----- SUPPLIED MATERIAL -----

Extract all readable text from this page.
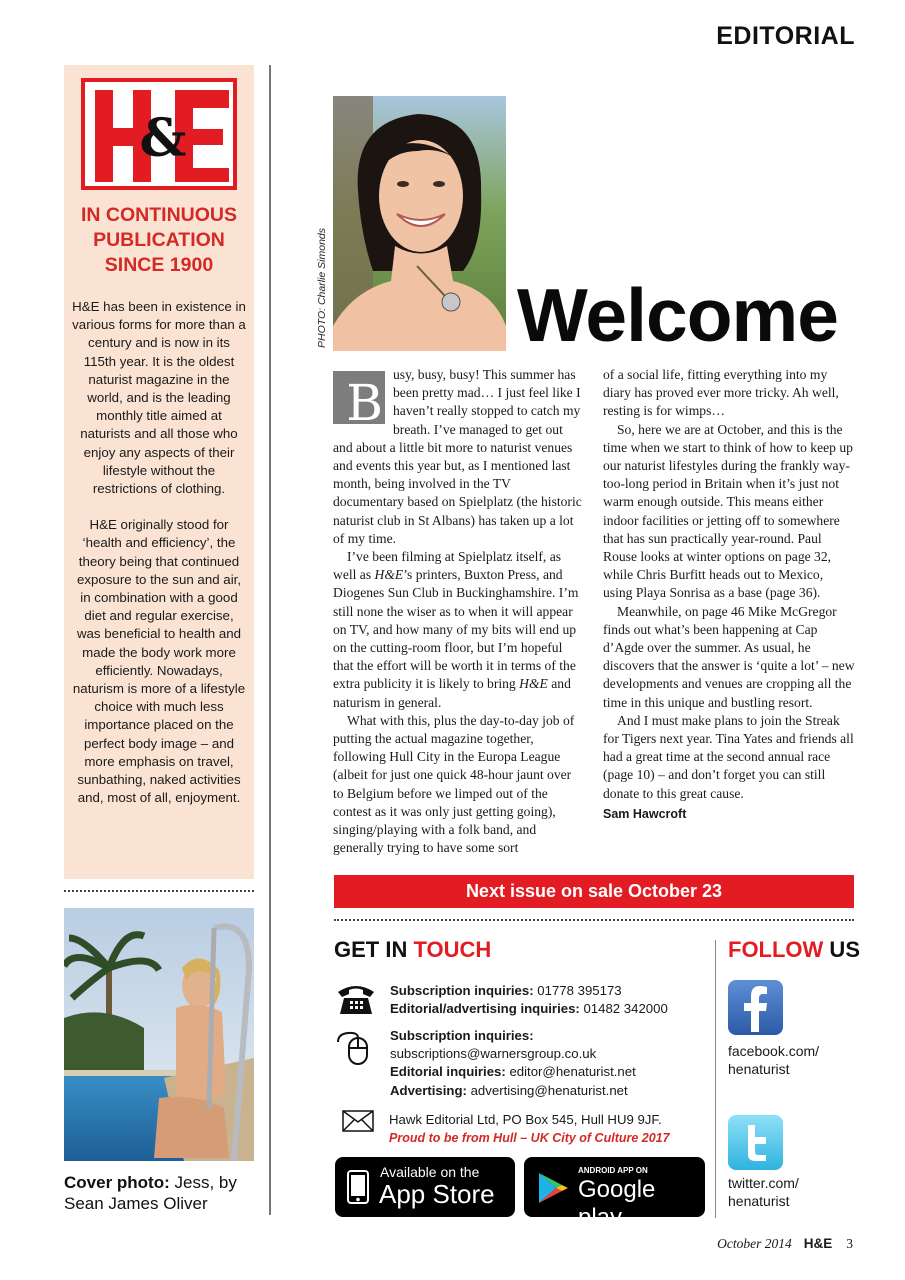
EDITORIAL
&
IN CONTINUOUS PUBLICATION SINCE 1900

H&E has been in existence in various forms for more than a century and is now in its 115th year. It is the oldest naturist magazine in the world, and is the leading monthly title aimed at naturists and all those who enjoy any aspects of their lifestyle without the restrictions of clothing.

H&E originally stood for ‘health and efficiency’, the theory being that continued exposure to the sun and air, in combination with a good diet and regular exercise, was beneficial to health and made the body work more efficiently. Nowadays, naturism is more of a lifestyle choice with much less importance placed on the perfect body image – and more emphasis on travel, sunbathing, naked activities and, most of all, enjoyment.

Cover photo: Jess, by Sean James Oliver
PHOTO: Charlie Simonds	Welcome
B usy, busy, busy! This summer has been pretty mad… I just feel like I haven’t really stopped to catch my breath. I’ve managed to get out and about a little bit more to naturist venues and events this year but, as I mentioned last month, being involved in the TV documentary based on Spielplatz (the historic naturist club in St Albans) has taken up a lot of my time.

I’ve been filming at Spielplatz itself, as well as H&E’s printers, Buxton Press, and Diogenes Sun Club in Buckinghamshire. I’m still none the wiser as to when it will appear on TV, and how many of my bits will end up on the cutting-room floor, but I’m hopeful that the effort will be worth it in terms of the extra publicity it is likely to bring H&E and naturism in general.

What with this, plus the day-to-day job of putting the actual magazine together, following Hull City in the Europa League (albeit for just one quick 48-hour jaunt over to Belgium before we limped out of the contest as it was only just getting going), singing/playing with a folk band, and generally trying to have some sort

of a social life, fitting everything into my diary has proved ever more tricky. Ah well, resting is for wimps…

So, here we are at October, and this is the time when we start to think of how to keep up our naturist lifestyles during the frankly way-too-long period in Britain when it’s just not warm enough outside. This means either indoor facilities or jetting off to somewhere that has sun practically year-round. Paul Rouse looks at winter options on page 32, while Chris Burfitt heads out to Mexico, using Playa Sonrisa as a base (page 36).

Meanwhile, on page 46 Mike McGregor finds out what’s been happening at Cap d’Agde over the summer. As usual, he discovers that the answer is ‘quite a lot’ – new developments and venues are cropping all the time in this unique and bustling resort.

And I must make plans to join the Streak for Tigers next year. Tina Yates and friends all had a great time at the second annual race (page 10) – and don’t forget you can still donate to this great cause.

Sam Hawcroft
Next issue on sale October 23
GET IN TOUCH
Subscription inquiries: 01778 395173
Editorial/advertising inquiries: 01482 342000
Subscription inquiries:
subscriptions@warnersgroup.co.uk
Editorial inquiries: editor@henaturist.net
Advertising: advertising@henaturist.net
Hawk Editorial Ltd, PO Box 545, Hull HU9 9JF.
Proud to be from Hull – UK City of Culture 2017
Available on the
App Store
ANDROID APP ON
Google play
FOLLOW US
facebook.com/
henaturist
twitter.com/
henaturist
October 2014 H&E 3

-----

WHAT YOU NEED TO DO: Only the pictures stay behind; everything else in the data above is to be retyped exactly.

YOUR SOLUTION:
Extract all readable text from this page.
EDITORIAL
&
IN CONTINUOUS PUBLICATION SINCE 1900

H&E has been in existence in various forms for more than a century and is now in its 115th year. It is the oldest naturist magazine in the world, and is the leading monthly title aimed at naturists and all those who enjoy any aspects of their lifestyle without the restrictions of clothing.

H&E originally stood for ‘health and efficiency’, the theory being that continued exposure to the sun and air, in combination with a good diet and regular exercise, was beneficial to health and made the body work more efficiently. Nowadays, naturism is more of a lifestyle choice with much less importance placed on the perfect body image – and more emphasis on travel, sunbathing, naked activities and, most of all, enjoyment.

Cover photo: Jess, by Sean James Oliver
PHOTO: Charlie Simonds	Welcome
B usy, busy, busy! This summer has been pretty mad… I just feel like I haven’t really stopped to catch my breath. I’ve managed to get out and about a little bit more to naturist venues and events this year but, as I mentioned last month, being involved in the TV documentary based on Spielplatz (the historic naturist club in St Albans) has taken up a lot of my time.

I’ve been filming at Spielplatz itself, as well as H&E’s printers, Buxton Press, and Diogenes Sun Club in Buckinghamshire. I’m still none the wiser as to when it will appear on TV, and how many of my bits will end up on the cutting-room floor, but I’m hopeful that the effort will be worth it in terms of the extra publicity it is likely to bring H&E and naturism in general.

What with this, plus the day-to-day job of putting the actual magazine together, following Hull City in the Europa League (albeit for just one quick 48-hour jaunt over to Belgium before we limped out of the contest as it was only just getting going), singing/playing with a folk band, and generally trying to have some sort

of a social life, fitting everything into my diary has proved ever more tricky. Ah well, resting is for wimps…

So, here we are at October, and this is the time when we start to think of how to keep up our naturist lifestyles during the frankly way-too-long period in Britain when it’s just not warm enough outside. This means either indoor facilities or jetting off to somewhere that has sun practically year-round. Paul Rouse looks at winter options on page 32, while Chris Burfitt heads out to Mexico, using Playa Sonrisa as a base (page 36).

Meanwhile, on page 46 Mike McGregor finds out what’s been happening at Cap d’Agde over the summer. As usual, he discovers that the answer is ‘quite a lot’ – new developments and venues are cropping all the time in this unique and bustling resort.

And I must make plans to join the Streak for Tigers next year. Tina Yates and friends all had a great time at the second annual race (page 10) – and don’t forget you can still donate to this great cause.

Sam Hawcroft
Next issue on sale October 23
GET IN TOUCH
Subscription inquiries: 01778 395173
Editorial/advertising inquiries: 01482 342000
Subscription inquiries:
subscriptions@warnersgroup.co.uk
Editorial inquiries: editor@henaturist.net
Advertising: advertising@henaturist.net
Hawk Editorial Ltd, PO Box 545, Hull HU9 9JF.
Proud to be from Hull – UK City of Culture 2017
Available on the
App Store
ANDROID APP ON
Google play
FOLLOW US
facebook.com/
henaturist
twitter.com/
henaturist
October 2014 H&E 3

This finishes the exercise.